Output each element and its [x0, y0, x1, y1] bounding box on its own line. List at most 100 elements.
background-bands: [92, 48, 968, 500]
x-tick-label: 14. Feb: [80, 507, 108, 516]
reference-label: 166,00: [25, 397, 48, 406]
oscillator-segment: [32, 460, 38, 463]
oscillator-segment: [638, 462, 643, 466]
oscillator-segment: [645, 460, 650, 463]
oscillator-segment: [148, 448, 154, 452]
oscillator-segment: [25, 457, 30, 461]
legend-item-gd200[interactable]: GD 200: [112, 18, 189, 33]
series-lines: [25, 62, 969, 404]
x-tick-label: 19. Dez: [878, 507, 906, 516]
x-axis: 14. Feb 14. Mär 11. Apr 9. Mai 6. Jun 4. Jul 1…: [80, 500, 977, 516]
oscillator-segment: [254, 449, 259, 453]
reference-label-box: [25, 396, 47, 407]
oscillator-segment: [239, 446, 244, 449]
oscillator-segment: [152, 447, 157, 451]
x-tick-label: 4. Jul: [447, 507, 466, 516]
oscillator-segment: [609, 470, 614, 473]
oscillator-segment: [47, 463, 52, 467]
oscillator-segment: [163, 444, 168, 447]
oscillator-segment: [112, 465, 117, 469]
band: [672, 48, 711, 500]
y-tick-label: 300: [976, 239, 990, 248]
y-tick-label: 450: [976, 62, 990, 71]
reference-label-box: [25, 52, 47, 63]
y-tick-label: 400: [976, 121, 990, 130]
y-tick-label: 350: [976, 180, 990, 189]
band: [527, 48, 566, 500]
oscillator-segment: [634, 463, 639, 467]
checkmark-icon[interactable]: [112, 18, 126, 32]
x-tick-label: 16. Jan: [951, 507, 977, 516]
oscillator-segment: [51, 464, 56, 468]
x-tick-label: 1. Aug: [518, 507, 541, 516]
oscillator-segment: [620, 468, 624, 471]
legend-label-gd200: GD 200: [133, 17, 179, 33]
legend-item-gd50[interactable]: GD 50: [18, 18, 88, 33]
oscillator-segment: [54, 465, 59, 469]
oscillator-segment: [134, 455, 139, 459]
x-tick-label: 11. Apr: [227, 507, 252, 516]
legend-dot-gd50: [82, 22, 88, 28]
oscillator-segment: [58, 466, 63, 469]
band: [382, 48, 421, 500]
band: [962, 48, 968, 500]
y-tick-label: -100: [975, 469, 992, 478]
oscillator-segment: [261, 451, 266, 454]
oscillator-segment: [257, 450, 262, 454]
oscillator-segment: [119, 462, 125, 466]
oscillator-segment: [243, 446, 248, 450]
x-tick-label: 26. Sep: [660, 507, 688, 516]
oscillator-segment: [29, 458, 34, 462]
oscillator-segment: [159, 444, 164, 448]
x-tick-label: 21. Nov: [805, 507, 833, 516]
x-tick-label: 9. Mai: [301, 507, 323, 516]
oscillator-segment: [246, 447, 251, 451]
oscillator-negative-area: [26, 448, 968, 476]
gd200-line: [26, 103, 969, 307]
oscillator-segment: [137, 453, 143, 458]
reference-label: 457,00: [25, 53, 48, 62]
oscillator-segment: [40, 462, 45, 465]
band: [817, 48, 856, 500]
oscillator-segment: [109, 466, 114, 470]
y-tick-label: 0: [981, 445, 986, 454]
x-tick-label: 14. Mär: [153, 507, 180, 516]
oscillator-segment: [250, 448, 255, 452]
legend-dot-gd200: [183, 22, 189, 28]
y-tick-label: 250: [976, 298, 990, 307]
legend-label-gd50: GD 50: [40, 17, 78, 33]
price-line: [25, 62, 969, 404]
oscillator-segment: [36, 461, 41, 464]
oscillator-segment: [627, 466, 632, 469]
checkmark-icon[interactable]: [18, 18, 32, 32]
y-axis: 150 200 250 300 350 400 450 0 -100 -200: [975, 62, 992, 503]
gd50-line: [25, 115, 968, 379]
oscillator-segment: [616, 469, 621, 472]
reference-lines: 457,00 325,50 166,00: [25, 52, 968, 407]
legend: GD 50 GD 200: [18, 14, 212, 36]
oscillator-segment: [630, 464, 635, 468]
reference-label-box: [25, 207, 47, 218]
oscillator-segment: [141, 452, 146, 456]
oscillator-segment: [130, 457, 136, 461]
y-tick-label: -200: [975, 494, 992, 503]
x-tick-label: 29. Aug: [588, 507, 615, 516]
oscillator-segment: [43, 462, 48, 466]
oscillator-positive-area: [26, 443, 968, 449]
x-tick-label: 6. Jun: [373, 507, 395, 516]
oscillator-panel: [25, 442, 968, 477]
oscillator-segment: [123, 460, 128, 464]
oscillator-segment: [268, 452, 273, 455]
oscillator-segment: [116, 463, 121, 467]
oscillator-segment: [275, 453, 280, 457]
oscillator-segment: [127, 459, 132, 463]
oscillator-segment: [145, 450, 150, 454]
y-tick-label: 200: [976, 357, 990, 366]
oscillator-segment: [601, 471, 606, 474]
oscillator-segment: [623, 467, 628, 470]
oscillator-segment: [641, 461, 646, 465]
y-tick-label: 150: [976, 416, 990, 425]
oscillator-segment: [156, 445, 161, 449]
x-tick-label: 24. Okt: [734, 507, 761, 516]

(Goal of the exercise): Copy out every line above that contains the string "item".

(Exercise response):
legend-item-gd200[interactable]: GD 200: [112, 18, 189, 33]
legend-item-gd50[interactable]: GD 50: [18, 18, 88, 33]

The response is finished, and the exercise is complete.